-- GIVEN EXERCISE --
List, from the lines below, each one with "yellow" in it.

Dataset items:
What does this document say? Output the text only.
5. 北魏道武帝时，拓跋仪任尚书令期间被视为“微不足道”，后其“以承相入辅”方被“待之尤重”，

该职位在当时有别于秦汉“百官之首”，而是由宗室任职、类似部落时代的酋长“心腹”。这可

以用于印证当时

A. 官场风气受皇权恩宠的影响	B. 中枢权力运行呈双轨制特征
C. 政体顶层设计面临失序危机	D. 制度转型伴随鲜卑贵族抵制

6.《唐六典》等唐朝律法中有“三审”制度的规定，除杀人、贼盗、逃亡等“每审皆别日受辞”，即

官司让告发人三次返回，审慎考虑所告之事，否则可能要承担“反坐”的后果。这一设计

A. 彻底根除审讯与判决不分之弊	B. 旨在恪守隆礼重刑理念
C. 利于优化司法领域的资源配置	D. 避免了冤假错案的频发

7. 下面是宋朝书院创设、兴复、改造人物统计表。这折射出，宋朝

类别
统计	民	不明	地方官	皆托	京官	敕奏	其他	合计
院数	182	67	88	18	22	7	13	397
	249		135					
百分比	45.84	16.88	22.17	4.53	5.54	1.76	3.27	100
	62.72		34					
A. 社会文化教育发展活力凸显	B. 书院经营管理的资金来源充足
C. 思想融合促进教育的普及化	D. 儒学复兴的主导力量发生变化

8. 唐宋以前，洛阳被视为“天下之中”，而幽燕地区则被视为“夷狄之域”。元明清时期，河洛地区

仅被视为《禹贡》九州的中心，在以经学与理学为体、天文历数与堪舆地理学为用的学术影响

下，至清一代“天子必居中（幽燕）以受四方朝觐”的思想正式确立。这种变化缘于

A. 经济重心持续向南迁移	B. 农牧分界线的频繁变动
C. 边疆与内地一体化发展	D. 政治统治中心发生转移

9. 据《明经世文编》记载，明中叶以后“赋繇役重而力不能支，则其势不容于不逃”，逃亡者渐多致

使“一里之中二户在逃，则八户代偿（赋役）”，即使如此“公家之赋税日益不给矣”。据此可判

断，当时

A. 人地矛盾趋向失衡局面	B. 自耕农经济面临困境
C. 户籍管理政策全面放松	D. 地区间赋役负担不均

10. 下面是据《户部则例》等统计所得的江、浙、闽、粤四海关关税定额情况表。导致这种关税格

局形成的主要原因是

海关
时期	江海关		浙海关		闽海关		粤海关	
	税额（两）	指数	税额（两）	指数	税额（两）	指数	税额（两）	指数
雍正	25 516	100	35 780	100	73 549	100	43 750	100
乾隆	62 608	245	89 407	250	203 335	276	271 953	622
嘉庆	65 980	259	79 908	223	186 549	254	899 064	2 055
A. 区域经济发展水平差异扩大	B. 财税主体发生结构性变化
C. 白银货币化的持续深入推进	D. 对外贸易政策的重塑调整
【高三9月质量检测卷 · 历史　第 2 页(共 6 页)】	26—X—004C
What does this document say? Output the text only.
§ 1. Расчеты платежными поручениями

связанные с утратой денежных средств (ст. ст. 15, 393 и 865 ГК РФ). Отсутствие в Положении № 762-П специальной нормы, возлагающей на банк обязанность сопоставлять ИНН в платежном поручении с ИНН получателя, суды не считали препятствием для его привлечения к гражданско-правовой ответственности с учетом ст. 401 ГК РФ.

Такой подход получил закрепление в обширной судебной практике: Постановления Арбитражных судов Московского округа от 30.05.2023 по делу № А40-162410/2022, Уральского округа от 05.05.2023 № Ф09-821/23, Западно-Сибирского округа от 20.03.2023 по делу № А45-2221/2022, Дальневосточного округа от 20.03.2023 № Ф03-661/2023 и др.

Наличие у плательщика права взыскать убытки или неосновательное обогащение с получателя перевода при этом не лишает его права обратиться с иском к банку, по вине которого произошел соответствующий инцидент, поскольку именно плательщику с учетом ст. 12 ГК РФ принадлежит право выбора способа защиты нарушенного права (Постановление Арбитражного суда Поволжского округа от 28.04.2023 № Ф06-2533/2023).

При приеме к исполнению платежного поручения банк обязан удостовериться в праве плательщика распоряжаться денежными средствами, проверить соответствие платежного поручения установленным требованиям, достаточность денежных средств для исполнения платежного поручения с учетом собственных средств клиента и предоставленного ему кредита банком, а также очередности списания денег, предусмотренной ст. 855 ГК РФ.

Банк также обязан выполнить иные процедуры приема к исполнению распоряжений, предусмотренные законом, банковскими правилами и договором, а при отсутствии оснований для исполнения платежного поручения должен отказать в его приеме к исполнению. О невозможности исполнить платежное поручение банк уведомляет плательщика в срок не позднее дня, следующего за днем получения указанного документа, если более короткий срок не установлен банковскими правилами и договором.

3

* * *

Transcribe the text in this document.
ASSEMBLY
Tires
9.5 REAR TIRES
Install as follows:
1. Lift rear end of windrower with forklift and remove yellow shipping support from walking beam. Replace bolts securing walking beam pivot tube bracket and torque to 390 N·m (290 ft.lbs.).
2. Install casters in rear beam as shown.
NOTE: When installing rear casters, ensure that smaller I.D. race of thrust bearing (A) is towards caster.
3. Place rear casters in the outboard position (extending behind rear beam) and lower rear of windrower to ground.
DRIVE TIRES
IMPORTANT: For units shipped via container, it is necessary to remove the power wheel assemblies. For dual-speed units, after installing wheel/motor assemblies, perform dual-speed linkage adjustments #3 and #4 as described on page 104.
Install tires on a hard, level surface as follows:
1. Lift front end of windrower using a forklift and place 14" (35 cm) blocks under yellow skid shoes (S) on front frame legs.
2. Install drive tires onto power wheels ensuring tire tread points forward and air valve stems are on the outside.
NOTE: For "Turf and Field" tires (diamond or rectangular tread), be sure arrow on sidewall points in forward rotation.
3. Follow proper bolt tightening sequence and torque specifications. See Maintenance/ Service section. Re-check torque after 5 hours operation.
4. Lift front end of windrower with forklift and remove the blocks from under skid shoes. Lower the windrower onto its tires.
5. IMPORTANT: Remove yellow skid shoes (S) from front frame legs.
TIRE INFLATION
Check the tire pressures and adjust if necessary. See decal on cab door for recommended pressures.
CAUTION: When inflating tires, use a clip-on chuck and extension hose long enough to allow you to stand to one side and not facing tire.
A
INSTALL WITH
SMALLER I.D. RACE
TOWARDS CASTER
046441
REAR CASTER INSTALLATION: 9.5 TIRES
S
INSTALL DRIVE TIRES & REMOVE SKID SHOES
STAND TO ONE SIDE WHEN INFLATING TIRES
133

-- REPLY TO THE TASK --
1. Lift rear end of windrower with forklift and remove yellow shipping support from walking beam. Replace bolts securing walking beam pivot tube bracket and torque to 390 N·m (290 ft.lbs.).
1. Lift front end of windrower using a forklift and place 14" (35 cm) blocks under yellow skid shoes (S) on front frame legs.
5. IMPORTANT: Remove yellow skid shoes (S) from front frame legs.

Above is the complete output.